(Data records)
* * *
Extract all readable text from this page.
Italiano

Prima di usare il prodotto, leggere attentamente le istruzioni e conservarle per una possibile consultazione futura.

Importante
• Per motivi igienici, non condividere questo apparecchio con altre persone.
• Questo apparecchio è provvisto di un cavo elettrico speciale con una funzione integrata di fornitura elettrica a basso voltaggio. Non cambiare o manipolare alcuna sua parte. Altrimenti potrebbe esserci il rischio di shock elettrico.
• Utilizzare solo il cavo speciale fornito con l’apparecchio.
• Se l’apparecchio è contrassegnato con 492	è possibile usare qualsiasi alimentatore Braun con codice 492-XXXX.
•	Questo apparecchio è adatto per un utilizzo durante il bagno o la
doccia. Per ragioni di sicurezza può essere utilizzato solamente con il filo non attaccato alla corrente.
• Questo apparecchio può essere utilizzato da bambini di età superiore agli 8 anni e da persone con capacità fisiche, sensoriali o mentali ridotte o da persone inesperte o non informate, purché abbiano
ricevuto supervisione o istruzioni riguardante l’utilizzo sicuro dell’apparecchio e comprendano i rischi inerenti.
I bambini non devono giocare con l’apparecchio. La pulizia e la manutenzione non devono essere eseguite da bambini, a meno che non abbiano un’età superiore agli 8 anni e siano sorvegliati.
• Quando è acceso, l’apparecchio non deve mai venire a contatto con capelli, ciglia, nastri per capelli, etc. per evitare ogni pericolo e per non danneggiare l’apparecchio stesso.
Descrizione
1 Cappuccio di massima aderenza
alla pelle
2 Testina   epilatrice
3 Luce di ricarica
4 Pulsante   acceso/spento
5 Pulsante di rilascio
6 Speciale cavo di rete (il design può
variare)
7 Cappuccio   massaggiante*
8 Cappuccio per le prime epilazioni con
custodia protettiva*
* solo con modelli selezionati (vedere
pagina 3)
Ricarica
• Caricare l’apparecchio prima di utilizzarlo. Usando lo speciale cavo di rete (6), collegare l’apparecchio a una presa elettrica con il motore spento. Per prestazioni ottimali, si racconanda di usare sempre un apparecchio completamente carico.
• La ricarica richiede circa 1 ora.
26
* * *
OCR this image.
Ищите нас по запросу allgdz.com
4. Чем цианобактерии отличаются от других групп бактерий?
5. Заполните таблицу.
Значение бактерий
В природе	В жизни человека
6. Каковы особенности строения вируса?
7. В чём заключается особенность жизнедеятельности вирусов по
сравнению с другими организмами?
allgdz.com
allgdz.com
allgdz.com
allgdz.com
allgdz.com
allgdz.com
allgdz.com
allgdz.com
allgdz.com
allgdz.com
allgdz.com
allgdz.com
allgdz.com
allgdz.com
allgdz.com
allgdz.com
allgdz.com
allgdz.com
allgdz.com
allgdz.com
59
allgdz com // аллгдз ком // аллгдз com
* * *
Using the listing above, return all lines where the word "bambini" occurs.

• Questo apparecchio può essere utilizzato da bambini di età superiore agli 8 anni e da persone con capacità fisiche, sensoriali o mentali ridotte o da persone inesperte o non informate, purché abbiano
I bambini non devono giocare con l’apparecchio. La pulizia e la manutenzione non devono essere eseguite da bambini, a meno che non abbiano un’età superiore agli 8 anni e siano sorvegliati.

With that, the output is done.